>>>

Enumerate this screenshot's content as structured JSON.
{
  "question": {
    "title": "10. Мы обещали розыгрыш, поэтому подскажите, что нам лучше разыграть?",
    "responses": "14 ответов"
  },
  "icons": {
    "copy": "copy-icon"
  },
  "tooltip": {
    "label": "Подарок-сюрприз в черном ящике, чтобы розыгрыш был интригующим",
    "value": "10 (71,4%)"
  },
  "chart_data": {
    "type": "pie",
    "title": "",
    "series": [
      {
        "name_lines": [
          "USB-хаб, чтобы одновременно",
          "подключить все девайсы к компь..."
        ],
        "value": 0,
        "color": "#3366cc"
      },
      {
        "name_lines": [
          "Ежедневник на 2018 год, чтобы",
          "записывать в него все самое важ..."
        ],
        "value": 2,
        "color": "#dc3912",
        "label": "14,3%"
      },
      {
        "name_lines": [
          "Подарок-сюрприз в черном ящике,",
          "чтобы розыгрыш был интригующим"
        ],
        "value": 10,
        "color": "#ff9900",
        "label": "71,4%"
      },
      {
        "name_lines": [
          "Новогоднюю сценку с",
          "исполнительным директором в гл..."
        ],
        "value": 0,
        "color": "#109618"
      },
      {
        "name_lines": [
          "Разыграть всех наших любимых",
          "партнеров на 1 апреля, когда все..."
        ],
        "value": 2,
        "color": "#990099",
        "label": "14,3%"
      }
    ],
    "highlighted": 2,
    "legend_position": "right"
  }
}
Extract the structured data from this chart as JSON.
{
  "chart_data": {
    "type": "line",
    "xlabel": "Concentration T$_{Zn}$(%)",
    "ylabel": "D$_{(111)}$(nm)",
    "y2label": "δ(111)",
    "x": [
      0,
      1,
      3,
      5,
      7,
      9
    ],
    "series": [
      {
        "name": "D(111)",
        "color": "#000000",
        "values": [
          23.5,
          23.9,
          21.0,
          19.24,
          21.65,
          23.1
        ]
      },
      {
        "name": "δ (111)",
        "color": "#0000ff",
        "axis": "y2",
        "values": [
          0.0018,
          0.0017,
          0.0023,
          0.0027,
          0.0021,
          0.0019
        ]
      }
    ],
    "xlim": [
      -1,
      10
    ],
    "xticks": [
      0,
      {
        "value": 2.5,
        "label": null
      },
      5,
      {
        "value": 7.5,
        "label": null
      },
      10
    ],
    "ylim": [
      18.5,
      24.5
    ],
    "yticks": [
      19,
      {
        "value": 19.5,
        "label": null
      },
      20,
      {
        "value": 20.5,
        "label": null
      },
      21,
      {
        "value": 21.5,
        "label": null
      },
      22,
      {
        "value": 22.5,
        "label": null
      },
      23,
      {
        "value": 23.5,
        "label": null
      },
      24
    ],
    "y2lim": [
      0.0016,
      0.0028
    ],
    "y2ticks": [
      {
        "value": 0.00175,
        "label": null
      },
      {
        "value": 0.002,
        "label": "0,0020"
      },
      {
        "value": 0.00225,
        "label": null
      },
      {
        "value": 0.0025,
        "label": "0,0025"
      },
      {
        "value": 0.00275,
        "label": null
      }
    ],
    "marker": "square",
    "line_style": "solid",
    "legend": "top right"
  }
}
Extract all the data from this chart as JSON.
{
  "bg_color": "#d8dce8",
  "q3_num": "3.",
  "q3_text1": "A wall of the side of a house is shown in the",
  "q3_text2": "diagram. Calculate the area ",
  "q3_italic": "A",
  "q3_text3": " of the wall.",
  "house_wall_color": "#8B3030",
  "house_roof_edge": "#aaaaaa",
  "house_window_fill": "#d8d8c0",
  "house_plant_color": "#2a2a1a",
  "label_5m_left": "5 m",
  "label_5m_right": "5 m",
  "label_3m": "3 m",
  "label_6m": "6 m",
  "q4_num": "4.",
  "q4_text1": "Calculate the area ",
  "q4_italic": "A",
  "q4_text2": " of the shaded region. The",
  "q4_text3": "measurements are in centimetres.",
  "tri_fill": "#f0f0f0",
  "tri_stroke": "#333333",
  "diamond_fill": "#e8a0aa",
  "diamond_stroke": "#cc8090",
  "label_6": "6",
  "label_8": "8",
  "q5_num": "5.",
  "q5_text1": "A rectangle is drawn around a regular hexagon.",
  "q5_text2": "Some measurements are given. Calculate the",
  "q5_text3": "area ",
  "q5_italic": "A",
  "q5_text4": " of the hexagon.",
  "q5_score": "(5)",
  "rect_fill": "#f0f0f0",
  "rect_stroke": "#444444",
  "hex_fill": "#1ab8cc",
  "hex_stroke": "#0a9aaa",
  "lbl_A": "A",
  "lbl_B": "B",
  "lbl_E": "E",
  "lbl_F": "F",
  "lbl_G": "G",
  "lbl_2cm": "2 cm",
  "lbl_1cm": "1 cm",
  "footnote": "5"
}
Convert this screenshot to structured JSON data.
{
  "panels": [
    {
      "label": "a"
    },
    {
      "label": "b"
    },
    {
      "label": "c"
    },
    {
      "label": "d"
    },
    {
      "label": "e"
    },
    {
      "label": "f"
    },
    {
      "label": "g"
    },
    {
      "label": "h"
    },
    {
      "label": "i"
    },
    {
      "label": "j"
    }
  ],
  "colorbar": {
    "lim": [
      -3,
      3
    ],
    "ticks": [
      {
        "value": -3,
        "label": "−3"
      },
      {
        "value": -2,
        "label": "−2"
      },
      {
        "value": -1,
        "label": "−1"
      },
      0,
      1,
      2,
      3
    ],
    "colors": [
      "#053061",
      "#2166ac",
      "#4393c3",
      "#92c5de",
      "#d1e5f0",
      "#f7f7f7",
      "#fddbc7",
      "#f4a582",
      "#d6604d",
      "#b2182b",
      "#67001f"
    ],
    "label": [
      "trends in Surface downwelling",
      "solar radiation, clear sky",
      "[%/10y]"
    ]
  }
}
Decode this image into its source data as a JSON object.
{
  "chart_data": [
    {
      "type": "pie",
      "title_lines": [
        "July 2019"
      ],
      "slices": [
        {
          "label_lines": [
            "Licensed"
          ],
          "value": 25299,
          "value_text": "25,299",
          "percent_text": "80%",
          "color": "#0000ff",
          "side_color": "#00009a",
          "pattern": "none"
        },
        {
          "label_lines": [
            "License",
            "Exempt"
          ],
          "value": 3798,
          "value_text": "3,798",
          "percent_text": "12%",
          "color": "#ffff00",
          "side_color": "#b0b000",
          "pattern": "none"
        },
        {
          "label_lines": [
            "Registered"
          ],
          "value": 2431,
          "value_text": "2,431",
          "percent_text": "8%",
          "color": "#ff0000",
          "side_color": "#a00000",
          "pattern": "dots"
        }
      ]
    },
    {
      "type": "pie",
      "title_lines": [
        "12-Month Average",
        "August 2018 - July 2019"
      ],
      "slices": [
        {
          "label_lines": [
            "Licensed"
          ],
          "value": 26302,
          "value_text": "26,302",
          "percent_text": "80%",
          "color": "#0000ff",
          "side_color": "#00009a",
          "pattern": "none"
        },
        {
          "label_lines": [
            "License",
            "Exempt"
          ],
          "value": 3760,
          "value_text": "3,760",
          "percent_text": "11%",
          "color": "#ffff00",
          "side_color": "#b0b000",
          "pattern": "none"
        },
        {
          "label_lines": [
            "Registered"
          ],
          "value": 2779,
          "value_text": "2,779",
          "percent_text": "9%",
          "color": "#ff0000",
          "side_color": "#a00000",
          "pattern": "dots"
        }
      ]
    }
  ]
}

<<<

Set all of the records down again, exactly as they stand.

Enumerate this screenshot's content as structured JSON.
{
  "question": {
    "title": "10. Мы обещали розыгрыш, поэтому подскажите, что нам лучше разыграть?",
    "responses": "14 ответов"
  },
  "icons": {
    "copy": "copy-icon"
  },
  "tooltip": {
    "label": "Подарок-сюрприз в черном ящике, чтобы розыгрыш был интригующим",
    "value": "10 (71,4%)"
  },
  "chart_data": {
    "type": "pie",
    "title": "",
    "series": [
      {
        "name_lines": [
          "USB-хаб, чтобы одновременно",
          "подключить все девайсы к компь..."
        ],
        "value": 0,
        "color": "#3366cc"
      },
      {
        "name_lines": [
          "Ежедневник на 2018 год, чтобы",
          "записывать в него все самое важ..."
        ],
        "value": 2,
        "color": "#dc3912",
        "label": "14,3%"
      },
      {
        "name_lines": [
          "Подарок-сюрприз в черном ящике,",
          "чтобы розыгрыш был интригующим"
        ],
        "value": 10,
        "color": "#ff9900",
        "label": "71,4%"
      },
      {
        "name_lines": [
          "Новогоднюю сценку с",
          "исполнительным директором в гл..."
        ],
        "value": 0,
        "color": "#109618"
      },
      {
        "name_lines": [
          "Разыграть всех наших любимых",
          "партнеров на 1 апреля, когда все..."
        ],
        "value": 2,
        "color": "#990099",
        "label": "14,3%"
      }
    ],
    "highlighted": 2,
    "legend_position": "right"
  }
}
Extract the structured data from this chart as JSON.
{
  "chart_data": {
    "type": "line",
    "xlabel": "Concentration T$_{Zn}$(%)",
    "ylabel": "D$_{(111)}$(nm)",
    "y2label": "δ(111)",
    "x": [
      0,
      1,
      3,
      5,
      7,
      9
    ],
    "series": [
      {
        "name": "D(111)",
        "color": "#000000",
        "values": [
          23.5,
          23.9,
          21.0,
          19.24,
          21.65,
          23.1
        ]
      },
      {
        "name": "δ (111)",
        "color": "#0000ff",
        "axis": "y2",
        "values": [
          0.0018,
          0.0017,
          0.0023,
          0.0027,
          0.0021,
          0.0019
        ]
      }
    ],
    "xlim": [
      -1,
      10
    ],
    "xticks": [
      0,
      {
        "value": 2.5,
        "label": null
      },
      5,
      {
        "value": 7.5,
        "label": null
      },
      10
    ],
    "ylim": [
      18.5,
      24.5
    ],
    "yticks": [
      19,
      {
        "value": 19.5,
        "label": null
      },
      20,
      {
        "value": 20.5,
        "label": null
      },
      21,
      {
        "value": 21.5,
        "label": null
      },
      22,
      {
        "value": 22.5,
        "label": null
      },
      23,
      {
        "value": 23.5,
        "label": null
      },
      24
    ],
    "y2lim": [
      0.0016,
      0.0028
    ],
    "y2ticks": [
      {
        "value": 0.00175,
        "label": null
      },
      {
        "value": 0.002,
        "label": "0,0020"
      },
      {
        "value": 0.00225,
        "label": null
      },
      {
        "value": 0.0025,
        "label": "0,0025"
      },
      {
        "value": 0.00275,
        "label": null
      }
    ],
    "marker": "square",
    "line_style": "solid",
    "legend": "top right"
  }
}
Extract all the data from this chart as JSON.
{
  "bg_color": "#d8dce8",
  "q3_num": "3.",
  "q3_text1": "A wall of the side of a house is shown in the",
  "q3_text2": "diagram. Calculate the area ",
  "q3_italic": "A",
  "q3_text3": " of the wall.",
  "house_wall_color": "#8B3030",
  "house_roof_edge": "#aaaaaa",
  "house_window_fill": "#d8d8c0",
  "house_plant_color": "#2a2a1a",
  "label_5m_left": "5 m",
  "label_5m_right": "5 m",
  "label_3m": "3 m",
  "label_6m": "6 m",
  "q4_num": "4.",
  "q4_text1": "Calculate the area ",
  "q4_italic": "A",
  "q4_text2": " of the shaded region. The",
  "q4_text3": "measurements are in centimetres.",
  "tri_fill": "#f0f0f0",
  "tri_stroke": "#333333",
  "diamond_fill": "#e8a0aa",
  "diamond_stroke": "#cc8090",
  "label_6": "6",
  "label_8": "8",
  "q5_num": "5.",
  "q5_text1": "A rectangle is drawn around a regular hexagon.",
  "q5_text2": "Some measurements are given. Calculate the",
  "q5_text3": "area ",
  "q5_italic": "A",
  "q5_text4": " of the hexagon.",
  "q5_score": "(5)",
  "rect_fill": "#f0f0f0",
  "rect_stroke": "#444444",
  "hex_fill": "#1ab8cc",
  "hex_stroke": "#0a9aaa",
  "lbl_A": "A",
  "lbl_B": "B",
  "lbl_E": "E",
  "lbl_F": "F",
  "lbl_G": "G",
  "lbl_2cm": "2 cm",
  "lbl_1cm": "1 cm",
  "footnote": "5"
}
Convert this screenshot to structured JSON data.
{
  "panels": [
    {
      "label": "a"
    },
    {
      "label": "b"
    },
    {
      "label": "c"
    },
    {
      "label": "d"
    },
    {
      "label": "e"
    },
    {
      "label": "f"
    },
    {
      "label": "g"
    },
    {
      "label": "h"
    },
    {
      "label": "i"
    },
    {
      "label": "j"
    }
  ],
  "colorbar": {
    "lim": [
      -3,
      3
    ],
    "ticks": [
      {
        "value": -3,
        "label": "−3"
      },
      {
        "value": -2,
        "label": "−2"
      },
      {
        "value": -1,
        "label": "−1"
      },
      0,
      1,
      2,
      3
    ],
    "colors": [
      "#053061",
      "#2166ac",
      "#4393c3",
      "#92c5de",
      "#d1e5f0",
      "#f7f7f7",
      "#fddbc7",
      "#f4a582",
      "#d6604d",
      "#b2182b",
      "#67001f"
    ],
    "label": [
      "trends in Surface downwelling",
      "solar radiation, clear sky",
      "[%/10y]"
    ]
  }
}
Decode this image into its source data as a JSON object.
{
  "chart_data": [
    {
      "type": "pie",
      "title_lines": [
        "July 2019"
      ],
      "slices": [
        {
          "label_lines": [
            "Licensed"
          ],
          "value": 25299,
          "value_text": "25,299",
          "percent_text": "80%",
          "color": "#0000ff",
          "side_color": "#00009a",
          "pattern": "none"
        },
        {
          "label_lines": [
            "License",
            "Exempt"
          ],
          "value": 3798,
          "value_text": "3,798",
          "percent_text": "12%",
          "color": "#ffff00",
          "side_color": "#b0b000",
          "pattern": "none"
        },
        {
          "label_lines": [
            "Registered"
          ],
          "value": 2431,
          "value_text": "2,431",
          "percent_text": "8%",
          "color": "#ff0000",
          "side_color": "#a00000",
          "pattern": "dots"
        }
      ]
    },
    {
      "type": "pie",
      "title_lines": [
        "12-Month Average",
        "August 2018 - July 2019"
      ],
      "slices": [
        {
          "label_lines": [
            "Licensed"
          ],
          "value": 26302,
          "value_text": "26,302",
          "percent_text": "80%",
          "color": "#0000ff",
          "side_color": "#00009a",
          "pattern": "none"
        },
        {
          "label_lines": [
            "License",
            "Exempt"
          ],
          "value": 3760,
          "value_text": "3,760",
          "percent_text": "11%",
          "color": "#ffff00",
          "side_color": "#b0b000",
          "pattern": "none"
        },
        {
          "label_lines": [
            "Registered"
          ],
          "value": 2779,
          "value_text": "2,779",
          "percent_text": "9%",
          "color": "#ff0000",
          "side_color": "#a00000",
          "pattern": "dots"
        }
      ]
    }
  ]
}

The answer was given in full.